Saved entries
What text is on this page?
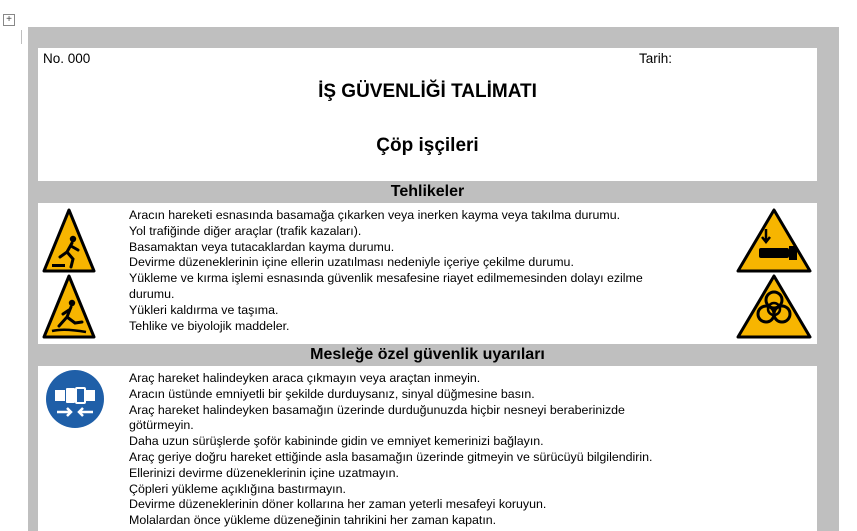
+
No. 000	Tarih:
İŞ GÜVENLİĞİ TALİMATI
Çöp işçileri
Tehlikeler
Aracın hareketi esnasında basamağa çıkarken veya inerken kayma veya takılma durumu.
Yol trafiğinde diğer araçlar (trafik kazaları).
Basamaktan veya tutacaklardan kayma durumu.
Devirme düzeneklerinin içine ellerin uzatılması nedeniyle içeriye çekilme durumu.
Yükleme ve kırma işlemi esnasında güvenlik mesafesine riayet edilmemesinden dolayı ezilme
durumu.
Yükleri kaldırma ve taşıma.
Tehlike ve biyolojik maddeler.
Mesleğe özel güvenlik uyarıları
Araç hareket halindeyken araca çıkmayın veya araçtan inmeyin.
Aracın üstünde emniyetli bir şekilde durduysanız, sinyal düğmesine basın.
Araç hareket halindeyken basamağın üzerinde durduğunuzda hiçbir nesneyi beraberinizde
götürmeyin.
Daha uzun sürüşlerde şoför kabininde gidin ve emniyet kemerinizi bağlayın.
Araç geriye doğru hareket ettiğinde asla basamağın üzerinde gitmeyin ve sürücüyü bilgilendirin.
Ellerinizi devirme düzeneklerinin içine uzatmayın.
Çöpleri yükleme açıklığına bastırmayın.
Devirme düzeneklerinin döner kollarına her zaman yeterli mesafeyi koruyun.
Molalardan önce yükleme düzeneğinin tahrikini her zaman kapatın.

- **What is expected**
Repeat all of the records verbatim, leaving out the pictures.

- **Solution to this problem**
What text is on this page?
+
No. 000	Tarih:
İŞ GÜVENLİĞİ TALİMATI
Çöp işçileri
Tehlikeler
Aracın hareketi esnasında basamağa çıkarken veya inerken kayma veya takılma durumu.
Yol trafiğinde diğer araçlar (trafik kazaları).
Basamaktan veya tutacaklardan kayma durumu.
Devirme düzeneklerinin içine ellerin uzatılması nedeniyle içeriye çekilme durumu.
Yükleme ve kırma işlemi esnasında güvenlik mesafesine riayet edilmemesinden dolayı ezilme
durumu.
Yükleri kaldırma ve taşıma.
Tehlike ve biyolojik maddeler.
Mesleğe özel güvenlik uyarıları
Araç hareket halindeyken araca çıkmayın veya araçtan inmeyin.
Aracın üstünde emniyetli bir şekilde durduysanız, sinyal düğmesine basın.
Araç hareket halindeyken basamağın üzerinde durduğunuzda hiçbir nesneyi beraberinizde
götürmeyin.
Daha uzun sürüşlerde şoför kabininde gidin ve emniyet kemerinizi bağlayın.
Araç geriye doğru hareket ettiğinde asla basamağın üzerinde gitmeyin ve sürücüyü bilgilendirin.
Ellerinizi devirme düzeneklerinin içine uzatmayın.
Çöpleri yükleme açıklığına bastırmayın.
Devirme düzeneklerinin döner kollarına her zaman yeterli mesafeyi koruyun.
Molalardan önce yükleme düzeneğinin tahrikini her zaman kapatın.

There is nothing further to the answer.